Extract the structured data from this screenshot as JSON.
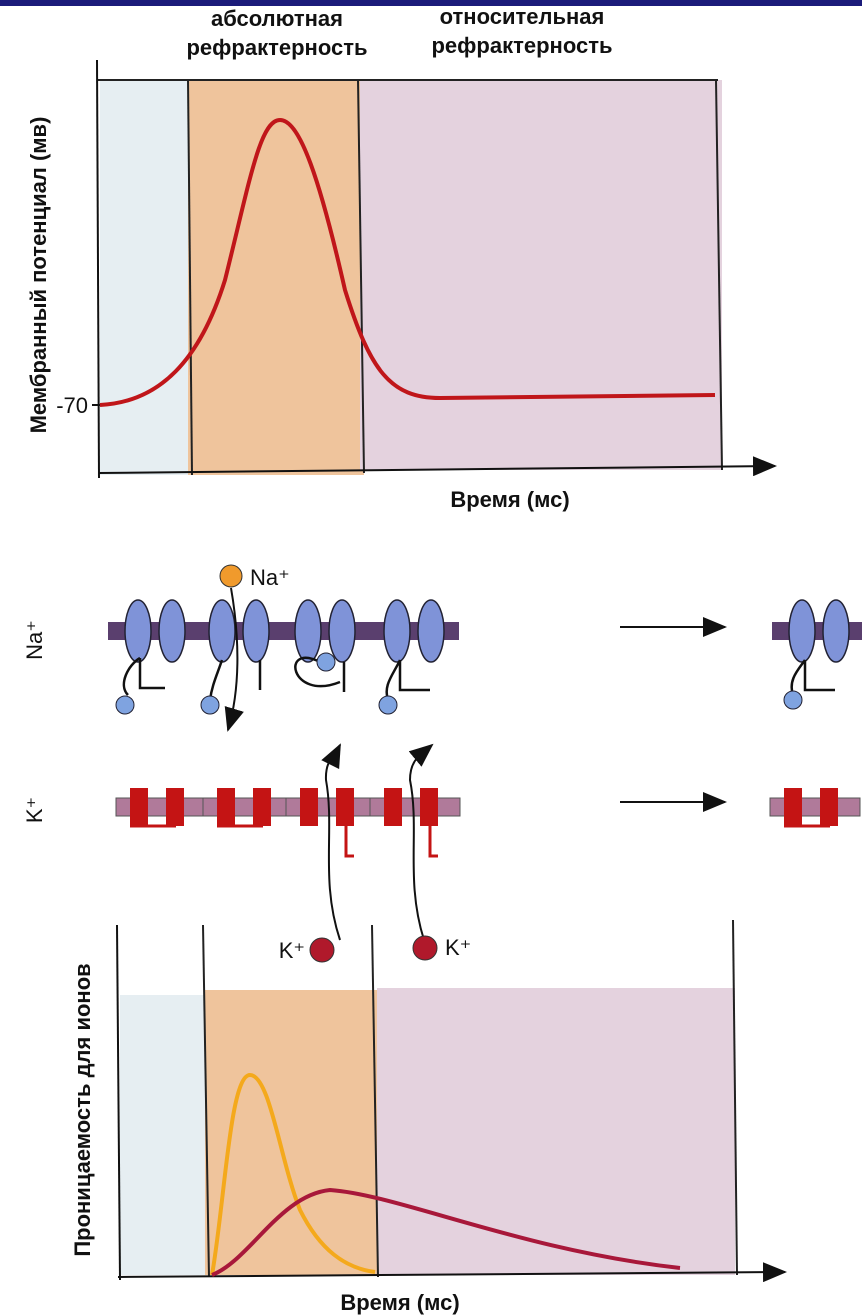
{
  "top_panel": {
    "absolute_zone": [
      "абсолютная",
      "рефрактерность"
    ],
    "relative_zone": [
      "относительная",
      "рефрактерность"
    ],
    "y_label": "Мембранный потенциал (мв)",
    "y_tick": "-70",
    "x_label": "Время (мс)"
  },
  "channels": {
    "na_row_label": "Na⁺",
    "na_ion": "Na⁺",
    "k_row_label": "K⁺",
    "k_ion_1": "K⁺",
    "k_ion_2": "K⁺"
  },
  "bottom_panel": {
    "y_label": "Проницаемость для ионов",
    "x_label": "Время (мс)"
  }
}
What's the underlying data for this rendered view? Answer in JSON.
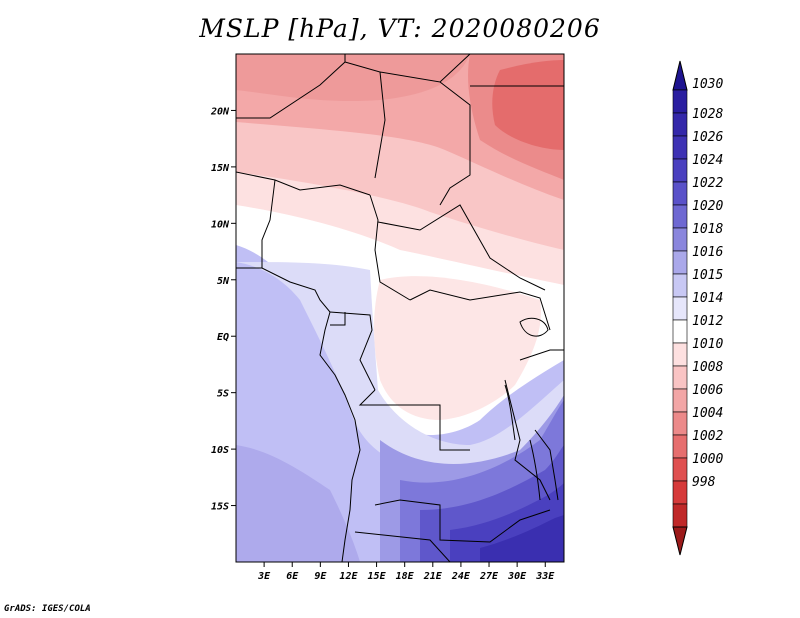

• • • •

Stated problem. Quote the entries in full. Any image among them is to be omitted from the copy.

Exercise result.
Extract the structured data from this screenshot as JSON.
{
  "top_panel": {
    "absolute_zone": [
      "абсолютная",
      "рефрактерность"
    ],
    "relative_zone": [
      "относительная",
      "рефрактерность"
    ],
    "y_label": "Мембранный потенциал (мв)",
    "y_tick": "-70",
    "x_label": "Время (мс)"
  },
  "channels": {
    "na_row_label": "Na⁺",
    "na_ion": "Na⁺",
    "k_row_label": "K⁺",
    "k_ion_1": "K⁺",
    "k_ion_2": "K⁺"
  },
  "bottom_panel": {
    "y_label": "Проницаемость для ионов",
    "x_label": "Время (мс)"
  }
}
What's the underlying data for this rendered view? Answer in JSON.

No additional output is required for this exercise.